_STATED GOAL_
Which lines below hold the word "поле"? Report each one.

_RAW DATA_
• • •

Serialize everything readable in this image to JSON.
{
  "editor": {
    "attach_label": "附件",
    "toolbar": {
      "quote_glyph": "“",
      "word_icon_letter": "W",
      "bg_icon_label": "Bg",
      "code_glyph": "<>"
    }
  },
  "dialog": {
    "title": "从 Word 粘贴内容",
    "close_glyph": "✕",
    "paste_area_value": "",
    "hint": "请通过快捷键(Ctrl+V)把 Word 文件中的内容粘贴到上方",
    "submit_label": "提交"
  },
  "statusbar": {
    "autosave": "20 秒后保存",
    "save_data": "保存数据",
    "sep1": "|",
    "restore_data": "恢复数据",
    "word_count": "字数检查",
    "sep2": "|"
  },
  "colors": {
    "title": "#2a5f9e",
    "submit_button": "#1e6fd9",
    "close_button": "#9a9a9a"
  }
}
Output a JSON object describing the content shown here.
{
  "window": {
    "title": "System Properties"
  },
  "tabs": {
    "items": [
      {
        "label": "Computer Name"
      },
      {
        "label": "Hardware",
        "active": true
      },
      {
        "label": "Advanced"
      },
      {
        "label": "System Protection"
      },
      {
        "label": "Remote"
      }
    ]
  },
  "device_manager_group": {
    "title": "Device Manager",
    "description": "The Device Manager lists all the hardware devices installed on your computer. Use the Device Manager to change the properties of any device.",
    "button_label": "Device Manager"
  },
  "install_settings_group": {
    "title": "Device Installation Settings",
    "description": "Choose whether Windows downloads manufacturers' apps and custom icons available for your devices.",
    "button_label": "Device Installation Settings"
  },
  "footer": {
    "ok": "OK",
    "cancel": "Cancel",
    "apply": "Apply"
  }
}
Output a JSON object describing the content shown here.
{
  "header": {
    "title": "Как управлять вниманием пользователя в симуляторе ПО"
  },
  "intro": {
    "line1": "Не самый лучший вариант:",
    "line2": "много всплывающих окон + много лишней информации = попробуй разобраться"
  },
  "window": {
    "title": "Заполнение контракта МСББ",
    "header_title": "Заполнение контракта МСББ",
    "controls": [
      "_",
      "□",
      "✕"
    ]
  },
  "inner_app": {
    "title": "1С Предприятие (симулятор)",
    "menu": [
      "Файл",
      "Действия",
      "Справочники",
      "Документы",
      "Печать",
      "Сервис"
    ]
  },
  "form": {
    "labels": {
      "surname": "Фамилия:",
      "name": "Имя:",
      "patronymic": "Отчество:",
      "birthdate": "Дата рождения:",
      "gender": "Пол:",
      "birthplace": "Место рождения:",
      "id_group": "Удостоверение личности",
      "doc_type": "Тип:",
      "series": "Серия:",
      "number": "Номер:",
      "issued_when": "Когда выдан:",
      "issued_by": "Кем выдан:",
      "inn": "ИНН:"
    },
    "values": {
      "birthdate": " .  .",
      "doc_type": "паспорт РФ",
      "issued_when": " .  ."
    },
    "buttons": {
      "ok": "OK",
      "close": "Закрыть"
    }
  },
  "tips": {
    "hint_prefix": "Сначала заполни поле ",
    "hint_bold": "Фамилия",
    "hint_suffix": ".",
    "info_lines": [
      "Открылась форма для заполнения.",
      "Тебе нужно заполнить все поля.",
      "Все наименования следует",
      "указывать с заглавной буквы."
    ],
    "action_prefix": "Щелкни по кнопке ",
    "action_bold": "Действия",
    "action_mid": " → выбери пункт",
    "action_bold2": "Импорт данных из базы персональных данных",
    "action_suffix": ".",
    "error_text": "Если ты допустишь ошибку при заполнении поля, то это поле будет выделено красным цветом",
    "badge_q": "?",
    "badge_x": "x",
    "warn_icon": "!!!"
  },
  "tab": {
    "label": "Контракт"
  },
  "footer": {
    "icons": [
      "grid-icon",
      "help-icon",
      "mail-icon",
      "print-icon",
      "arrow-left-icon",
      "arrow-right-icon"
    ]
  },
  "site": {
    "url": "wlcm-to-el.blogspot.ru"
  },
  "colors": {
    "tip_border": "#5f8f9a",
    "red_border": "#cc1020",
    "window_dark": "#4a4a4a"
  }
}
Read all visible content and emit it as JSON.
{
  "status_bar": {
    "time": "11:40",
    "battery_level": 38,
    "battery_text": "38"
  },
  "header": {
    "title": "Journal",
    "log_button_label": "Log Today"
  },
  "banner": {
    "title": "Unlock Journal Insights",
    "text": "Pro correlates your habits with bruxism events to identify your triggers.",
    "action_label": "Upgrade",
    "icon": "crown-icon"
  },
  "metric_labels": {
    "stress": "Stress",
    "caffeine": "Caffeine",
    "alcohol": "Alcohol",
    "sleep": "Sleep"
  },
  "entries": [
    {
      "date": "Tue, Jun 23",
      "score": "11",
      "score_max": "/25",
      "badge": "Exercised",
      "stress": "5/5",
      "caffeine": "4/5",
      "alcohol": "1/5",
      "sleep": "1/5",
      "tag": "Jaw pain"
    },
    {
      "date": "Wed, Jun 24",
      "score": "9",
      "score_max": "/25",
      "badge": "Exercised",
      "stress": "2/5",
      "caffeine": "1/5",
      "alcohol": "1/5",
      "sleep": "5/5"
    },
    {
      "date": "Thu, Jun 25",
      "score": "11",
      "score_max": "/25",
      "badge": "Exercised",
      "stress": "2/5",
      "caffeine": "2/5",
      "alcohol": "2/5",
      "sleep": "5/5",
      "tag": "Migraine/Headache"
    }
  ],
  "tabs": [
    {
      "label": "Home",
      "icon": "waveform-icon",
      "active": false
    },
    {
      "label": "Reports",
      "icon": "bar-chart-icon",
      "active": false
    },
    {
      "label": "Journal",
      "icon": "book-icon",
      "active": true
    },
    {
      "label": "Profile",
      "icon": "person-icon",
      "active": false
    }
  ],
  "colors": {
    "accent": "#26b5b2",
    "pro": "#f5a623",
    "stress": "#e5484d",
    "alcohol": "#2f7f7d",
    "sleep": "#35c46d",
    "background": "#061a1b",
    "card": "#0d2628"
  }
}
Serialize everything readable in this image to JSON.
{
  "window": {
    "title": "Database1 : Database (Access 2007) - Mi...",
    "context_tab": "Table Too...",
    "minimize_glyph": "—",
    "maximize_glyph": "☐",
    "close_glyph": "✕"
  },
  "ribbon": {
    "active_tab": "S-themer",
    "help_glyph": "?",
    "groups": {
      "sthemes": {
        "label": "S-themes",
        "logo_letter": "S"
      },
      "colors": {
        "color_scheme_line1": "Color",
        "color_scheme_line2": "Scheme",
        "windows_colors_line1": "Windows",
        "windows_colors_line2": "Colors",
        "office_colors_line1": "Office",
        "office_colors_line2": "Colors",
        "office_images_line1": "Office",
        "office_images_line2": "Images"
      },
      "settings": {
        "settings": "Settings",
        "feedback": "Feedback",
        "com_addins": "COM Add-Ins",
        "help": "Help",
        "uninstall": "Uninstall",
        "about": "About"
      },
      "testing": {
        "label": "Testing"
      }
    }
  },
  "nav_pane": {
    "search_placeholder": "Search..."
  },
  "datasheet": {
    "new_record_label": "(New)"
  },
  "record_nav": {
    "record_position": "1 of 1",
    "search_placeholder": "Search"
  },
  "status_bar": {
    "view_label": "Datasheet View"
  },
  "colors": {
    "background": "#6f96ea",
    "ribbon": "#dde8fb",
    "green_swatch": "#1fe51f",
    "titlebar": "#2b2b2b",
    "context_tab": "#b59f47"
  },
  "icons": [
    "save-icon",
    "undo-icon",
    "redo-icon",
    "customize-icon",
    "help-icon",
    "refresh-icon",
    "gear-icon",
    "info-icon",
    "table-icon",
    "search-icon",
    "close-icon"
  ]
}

• • •

_OUTPUT BELOW_
    "hint_prefix": "Сначала заполни поле ",
    "error_text": "Если ты допустишь ошибку при заполнении поля, то это поле будет выделено красным цветом",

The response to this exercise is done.